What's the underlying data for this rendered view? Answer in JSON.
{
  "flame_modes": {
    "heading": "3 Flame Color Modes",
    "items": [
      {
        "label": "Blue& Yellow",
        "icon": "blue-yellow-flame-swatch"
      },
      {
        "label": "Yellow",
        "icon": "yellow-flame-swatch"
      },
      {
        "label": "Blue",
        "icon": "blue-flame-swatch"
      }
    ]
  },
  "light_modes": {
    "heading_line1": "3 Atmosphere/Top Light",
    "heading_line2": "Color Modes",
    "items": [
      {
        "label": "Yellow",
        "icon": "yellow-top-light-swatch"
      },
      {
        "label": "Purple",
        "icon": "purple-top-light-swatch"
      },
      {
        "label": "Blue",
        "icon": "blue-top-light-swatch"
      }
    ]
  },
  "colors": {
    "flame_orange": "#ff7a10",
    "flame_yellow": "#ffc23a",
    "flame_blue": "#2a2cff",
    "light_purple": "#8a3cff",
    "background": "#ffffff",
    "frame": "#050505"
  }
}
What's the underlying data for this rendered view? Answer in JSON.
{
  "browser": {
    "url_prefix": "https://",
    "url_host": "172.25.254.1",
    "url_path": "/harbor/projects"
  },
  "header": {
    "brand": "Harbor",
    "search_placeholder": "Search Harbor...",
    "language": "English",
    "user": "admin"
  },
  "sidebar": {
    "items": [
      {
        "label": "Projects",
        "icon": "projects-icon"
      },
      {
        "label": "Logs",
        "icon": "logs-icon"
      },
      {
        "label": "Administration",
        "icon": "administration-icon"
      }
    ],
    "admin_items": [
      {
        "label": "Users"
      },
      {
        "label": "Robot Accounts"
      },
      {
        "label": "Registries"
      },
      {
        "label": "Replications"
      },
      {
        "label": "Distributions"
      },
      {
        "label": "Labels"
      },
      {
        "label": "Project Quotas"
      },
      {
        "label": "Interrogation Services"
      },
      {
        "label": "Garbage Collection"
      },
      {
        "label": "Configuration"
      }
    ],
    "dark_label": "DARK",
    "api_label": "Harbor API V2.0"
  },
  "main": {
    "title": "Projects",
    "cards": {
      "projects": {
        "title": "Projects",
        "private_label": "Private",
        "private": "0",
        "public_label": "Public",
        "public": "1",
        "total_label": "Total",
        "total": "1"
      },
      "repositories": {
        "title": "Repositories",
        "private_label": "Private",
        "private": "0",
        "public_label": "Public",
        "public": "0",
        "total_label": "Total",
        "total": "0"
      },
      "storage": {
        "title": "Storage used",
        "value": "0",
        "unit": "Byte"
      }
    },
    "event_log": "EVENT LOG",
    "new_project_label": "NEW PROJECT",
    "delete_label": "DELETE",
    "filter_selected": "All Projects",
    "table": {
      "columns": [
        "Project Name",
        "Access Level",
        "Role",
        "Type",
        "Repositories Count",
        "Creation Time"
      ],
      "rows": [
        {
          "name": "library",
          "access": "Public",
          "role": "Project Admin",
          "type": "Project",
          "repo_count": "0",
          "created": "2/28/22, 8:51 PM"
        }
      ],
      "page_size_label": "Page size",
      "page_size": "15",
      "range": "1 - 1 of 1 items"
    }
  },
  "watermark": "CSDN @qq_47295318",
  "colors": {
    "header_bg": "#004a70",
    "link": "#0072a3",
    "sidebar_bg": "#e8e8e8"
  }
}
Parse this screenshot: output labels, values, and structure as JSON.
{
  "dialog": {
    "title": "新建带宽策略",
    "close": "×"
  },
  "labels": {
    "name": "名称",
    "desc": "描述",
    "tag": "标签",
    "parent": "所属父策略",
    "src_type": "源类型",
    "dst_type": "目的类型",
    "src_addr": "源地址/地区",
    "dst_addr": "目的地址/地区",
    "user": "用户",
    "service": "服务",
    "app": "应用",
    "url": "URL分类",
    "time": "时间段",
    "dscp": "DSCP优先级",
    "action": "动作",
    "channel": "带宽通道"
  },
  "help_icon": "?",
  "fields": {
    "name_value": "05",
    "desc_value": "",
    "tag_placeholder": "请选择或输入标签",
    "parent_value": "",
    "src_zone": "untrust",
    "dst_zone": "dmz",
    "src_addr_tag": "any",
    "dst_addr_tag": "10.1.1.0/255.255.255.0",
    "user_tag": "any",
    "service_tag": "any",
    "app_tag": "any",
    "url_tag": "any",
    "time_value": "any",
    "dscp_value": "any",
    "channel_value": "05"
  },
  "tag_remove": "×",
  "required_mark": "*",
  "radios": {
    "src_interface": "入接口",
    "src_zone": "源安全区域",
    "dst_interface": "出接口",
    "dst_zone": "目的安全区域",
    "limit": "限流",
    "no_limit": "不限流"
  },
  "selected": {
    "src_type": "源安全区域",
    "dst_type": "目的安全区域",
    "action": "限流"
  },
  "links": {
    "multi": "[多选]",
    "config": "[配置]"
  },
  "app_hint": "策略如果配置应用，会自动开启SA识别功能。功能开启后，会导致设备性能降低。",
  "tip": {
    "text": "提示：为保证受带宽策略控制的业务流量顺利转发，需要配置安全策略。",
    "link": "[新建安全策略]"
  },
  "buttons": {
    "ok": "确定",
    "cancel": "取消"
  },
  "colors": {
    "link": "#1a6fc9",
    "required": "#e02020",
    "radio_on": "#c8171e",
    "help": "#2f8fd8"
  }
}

EXERCISE DIRECTIONS ▸ Retype every record above exactly as written.

EXERCISE SOLUTION ▸
What's the underlying data for this rendered view? Answer in JSON.
{
  "flame_modes": {
    "heading": "3 Flame Color Modes",
    "items": [
      {
        "label": "Blue& Yellow",
        "icon": "blue-yellow-flame-swatch"
      },
      {
        "label": "Yellow",
        "icon": "yellow-flame-swatch"
      },
      {
        "label": "Blue",
        "icon": "blue-flame-swatch"
      }
    ]
  },
  "light_modes": {
    "heading_line1": "3 Atmosphere/Top Light",
    "heading_line2": "Color Modes",
    "items": [
      {
        "label": "Yellow",
        "icon": "yellow-top-light-swatch"
      },
      {
        "label": "Purple",
        "icon": "purple-top-light-swatch"
      },
      {
        "label": "Blue",
        "icon": "blue-top-light-swatch"
      }
    ]
  },
  "colors": {
    "flame_orange": "#ff7a10",
    "flame_yellow": "#ffc23a",
    "flame_blue": "#2a2cff",
    "light_purple": "#8a3cff",
    "background": "#ffffff",
    "frame": "#050505"
  }
}
What's the underlying data for this rendered view? Answer in JSON.
{
  "browser": {
    "url_prefix": "https://",
    "url_host": "172.25.254.1",
    "url_path": "/harbor/projects"
  },
  "header": {
    "brand": "Harbor",
    "search_placeholder": "Search Harbor...",
    "language": "English",
    "user": "admin"
  },
  "sidebar": {
    "items": [
      {
        "label": "Projects",
        "icon": "projects-icon"
      },
      {
        "label": "Logs",
        "icon": "logs-icon"
      },
      {
        "label": "Administration",
        "icon": "administration-icon"
      }
    ],
    "admin_items": [
      {
        "label": "Users"
      },
      {
        "label": "Robot Accounts"
      },
      {
        "label": "Registries"
      },
      {
        "label": "Replications"
      },
      {
        "label": "Distributions"
      },
      {
        "label": "Labels"
      },
      {
        "label": "Project Quotas"
      },
      {
        "label": "Interrogation Services"
      },
      {
        "label": "Garbage Collection"
      },
      {
        "label": "Configuration"
      }
    ],
    "dark_label": "DARK",
    "api_label": "Harbor API V2.0"
  },
  "main": {
    "title": "Projects",
    "cards": {
      "projects": {
        "title": "Projects",
        "private_label": "Private",
        "private": "0",
        "public_label": "Public",
        "public": "1",
        "total_label": "Total",
        "total": "1"
      },
      "repositories": {
        "title": "Repositories",
        "private_label": "Private",
        "private": "0",
        "public_label": "Public",
        "public": "0",
        "total_label": "Total",
        "total": "0"
      },
      "storage": {
        "title": "Storage used",
        "value": "0",
        "unit": "Byte"
      }
    },
    "event_log": "EVENT LOG",
    "new_project_label": "NEW PROJECT",
    "delete_label": "DELETE",
    "filter_selected": "All Projects",
    "table": {
      "columns": [
        "Project Name",
        "Access Level",
        "Role",
        "Type",
        "Repositories Count",
        "Creation Time"
      ],
      "rows": [
        {
          "name": "library",
          "access": "Public",
          "role": "Project Admin",
          "type": "Project",
          "repo_count": "0",
          "created": "2/28/22, 8:51 PM"
        }
      ],
      "page_size_label": "Page size",
      "page_size": "15",
      "range": "1 - 1 of 1 items"
    }
  },
  "watermark": "CSDN @qq_47295318",
  "colors": {
    "header_bg": "#004a70",
    "link": "#0072a3",
    "sidebar_bg": "#e8e8e8"
  }
}
Parse this screenshot: output labels, values, and structure as JSON.
{
  "dialog": {
    "title": "新建带宽策略",
    "close": "×"
  },
  "labels": {
    "name": "名称",
    "desc": "描述",
    "tag": "标签",
    "parent": "所属父策略",
    "src_type": "源类型",
    "dst_type": "目的类型",
    "src_addr": "源地址/地区",
    "dst_addr": "目的地址/地区",
    "user": "用户",
    "service": "服务",
    "app": "应用",
    "url": "URL分类",
    "time": "时间段",
    "dscp": "DSCP优先级",
    "action": "动作",
    "channel": "带宽通道"
  },
  "help_icon": "?",
  "fields": {
    "name_value": "05",
    "desc_value": "",
    "tag_placeholder": "请选择或输入标签",
    "parent_value": "",
    "src_zone": "untrust",
    "dst_zone": "dmz",
    "src_addr_tag": "any",
    "dst_addr_tag": "10.1.1.0/255.255.255.0",
    "user_tag": "any",
    "service_tag": "any",
    "app_tag": "any",
    "url_tag": "any",
    "time_value": "any",
    "dscp_value": "any",
    "channel_value": "05"
  },
  "tag_remove": "×",
  "required_mark": "*",
  "radios": {
    "src_interface": "入接口",
    "src_zone": "源安全区域",
    "dst_interface": "出接口",
    "dst_zone": "目的安全区域",
    "limit": "限流",
    "no_limit": "不限流"
  },
  "selected": {
    "src_type": "源安全区域",
    "dst_type": "目的安全区域",
    "action": "限流"
  },
  "links": {
    "multi": "[多选]",
    "config": "[配置]"
  },
  "app_hint": "策略如果配置应用，会自动开启SA识别功能。功能开启后，会导致设备性能降低。",
  "tip": {
    "text": "提示：为保证受带宽策略控制的业务流量顺利转发，需要配置安全策略。",
    "link": "[新建安全策略]"
  },
  "buttons": {
    "ok": "确定",
    "cancel": "取消"
  },
  "colors": {
    "link": "#1a6fc9",
    "required": "#e02020",
    "radio_on": "#c8171e",
    "help": "#2f8fd8"
  }
}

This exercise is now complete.